start

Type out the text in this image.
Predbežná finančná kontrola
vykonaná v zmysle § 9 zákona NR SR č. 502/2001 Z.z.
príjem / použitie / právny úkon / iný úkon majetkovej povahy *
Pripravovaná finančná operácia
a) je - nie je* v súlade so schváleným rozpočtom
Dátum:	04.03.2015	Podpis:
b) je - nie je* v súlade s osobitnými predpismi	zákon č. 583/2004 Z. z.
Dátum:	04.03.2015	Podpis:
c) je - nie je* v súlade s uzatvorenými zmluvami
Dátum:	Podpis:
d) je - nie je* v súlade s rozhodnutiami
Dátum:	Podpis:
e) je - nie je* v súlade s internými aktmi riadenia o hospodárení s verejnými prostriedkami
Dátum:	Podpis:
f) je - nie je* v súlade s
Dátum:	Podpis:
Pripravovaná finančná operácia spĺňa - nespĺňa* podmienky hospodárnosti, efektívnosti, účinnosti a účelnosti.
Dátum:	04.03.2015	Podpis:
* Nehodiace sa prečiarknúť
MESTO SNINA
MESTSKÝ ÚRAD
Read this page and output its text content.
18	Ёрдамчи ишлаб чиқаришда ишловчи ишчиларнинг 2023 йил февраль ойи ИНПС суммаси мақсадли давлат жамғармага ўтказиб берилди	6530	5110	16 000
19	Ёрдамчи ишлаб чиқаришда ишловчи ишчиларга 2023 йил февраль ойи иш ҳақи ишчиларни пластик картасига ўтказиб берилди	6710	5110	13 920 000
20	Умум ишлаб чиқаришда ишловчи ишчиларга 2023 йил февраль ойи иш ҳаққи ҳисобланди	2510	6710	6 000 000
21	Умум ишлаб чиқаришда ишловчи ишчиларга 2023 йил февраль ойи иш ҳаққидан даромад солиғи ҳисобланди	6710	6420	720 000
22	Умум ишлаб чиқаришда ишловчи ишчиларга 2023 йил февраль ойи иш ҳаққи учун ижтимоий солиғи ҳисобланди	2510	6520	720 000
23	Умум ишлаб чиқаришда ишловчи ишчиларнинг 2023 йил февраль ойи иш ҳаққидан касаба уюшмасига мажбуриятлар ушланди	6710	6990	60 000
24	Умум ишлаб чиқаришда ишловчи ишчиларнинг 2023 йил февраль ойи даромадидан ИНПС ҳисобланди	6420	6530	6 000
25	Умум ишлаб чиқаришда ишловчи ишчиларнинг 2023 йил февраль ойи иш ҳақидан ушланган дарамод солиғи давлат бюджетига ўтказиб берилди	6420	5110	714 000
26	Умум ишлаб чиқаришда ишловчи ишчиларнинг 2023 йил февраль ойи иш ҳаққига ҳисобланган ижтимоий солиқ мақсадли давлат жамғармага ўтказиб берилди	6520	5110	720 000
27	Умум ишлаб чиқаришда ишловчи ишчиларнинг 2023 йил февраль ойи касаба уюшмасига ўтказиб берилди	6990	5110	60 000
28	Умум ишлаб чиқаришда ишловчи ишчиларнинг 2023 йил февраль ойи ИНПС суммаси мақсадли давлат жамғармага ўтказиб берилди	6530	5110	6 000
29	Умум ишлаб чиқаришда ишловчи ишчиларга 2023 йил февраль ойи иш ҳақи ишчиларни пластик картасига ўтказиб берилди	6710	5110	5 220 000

end

◆ REQUIRED TASK ◆
Print all of the entries exactly as they are written.

◆ ANSWER IN FULL ◆
Type out the text in this image.
Predbežná finančná kontrola
vykonaná v zmysle § 9 zákona NR SR č. 502/2001 Z.z.
príjem / použitie / právny úkon / iný úkon majetkovej povahy *
Pripravovaná finančná operácia
a) je - nie je* v súlade so schváleným rozpočtom
Dátum:	04.03.2015	Podpis:
b) je - nie je* v súlade s osobitnými predpismi	zákon č. 583/2004 Z. z.
Dátum:	04.03.2015	Podpis:
c) je - nie je* v súlade s uzatvorenými zmluvami
Dátum:	Podpis:
d) je - nie je* v súlade s rozhodnutiami
Dátum:	Podpis:
e) je - nie je* v súlade s internými aktmi riadenia o hospodárení s verejnými prostriedkami
Dátum:	Podpis:
f) je - nie je* v súlade s
Dátum:	Podpis:
Pripravovaná finančná operácia spĺňa - nespĺňa* podmienky hospodárnosti, efektívnosti, účinnosti a účelnosti.
Dátum:	04.03.2015	Podpis:
* Nehodiace sa prečiarknúť
MESTO SNINA
MESTSKÝ ÚRAD
Read this page and output its text content.
18	Ёрдамчи ишлаб чиқаришда ишловчи ишчиларнинг 2023 йил февраль ойи ИНПС суммаси мақсадли давлат жамғармага ўтказиб берилди	6530	5110	16 000
19	Ёрдамчи ишлаб чиқаришда ишловчи ишчиларга 2023 йил февраль ойи иш ҳақи ишчиларни пластик картасига ўтказиб берилди	6710	5110	13 920 000
20	Умум ишлаб чиқаришда ишловчи ишчиларга 2023 йил февраль ойи иш ҳаққи ҳисобланди	2510	6710	6 000 000
21	Умум ишлаб чиқаришда ишловчи ишчиларга 2023 йил февраль ойи иш ҳаққидан даромад солиғи ҳисобланди	6710	6420	720 000
22	Умум ишлаб чиқаришда ишловчи ишчиларга 2023 йил февраль ойи иш ҳаққи учун ижтимоий солиғи ҳисобланди	2510	6520	720 000
23	Умум ишлаб чиқаришда ишловчи ишчиларнинг 2023 йил февраль ойи иш ҳаққидан касаба уюшмасига мажбуриятлар ушланди	6710	6990	60 000
24	Умум ишлаб чиқаришда ишловчи ишчиларнинг 2023 йил февраль ойи даромадидан ИНПС ҳисобланди	6420	6530	6 000
25	Умум ишлаб чиқаришда ишловчи ишчиларнинг 2023 йил февраль ойи иш ҳақидан ушланган дарамод солиғи давлат бюджетига ўтказиб берилди	6420	5110	714 000
26	Умум ишлаб чиқаришда ишловчи ишчиларнинг 2023 йил февраль ойи иш ҳаққига ҳисобланган ижтимоий солиқ мақсадли давлат жамғармага ўтказиб берилди	6520	5110	720 000
27	Умум ишлаб чиқаришда ишловчи ишчиларнинг 2023 йил февраль ойи касаба уюшмасига ўтказиб берилди	6990	5110	60 000
28	Умум ишлаб чиқаришда ишловчи ишчиларнинг 2023 йил февраль ойи ИНПС суммаси мақсадли давлат жамғармага ўтказиб берилди	6530	5110	6 000
29	Умум ишлаб чиқаришда ишловчи ишчиларга 2023 йил февраль ойи иш ҳақи ишчиларни пластик картасига ўтказиб берилди	6710	5110	5 220 000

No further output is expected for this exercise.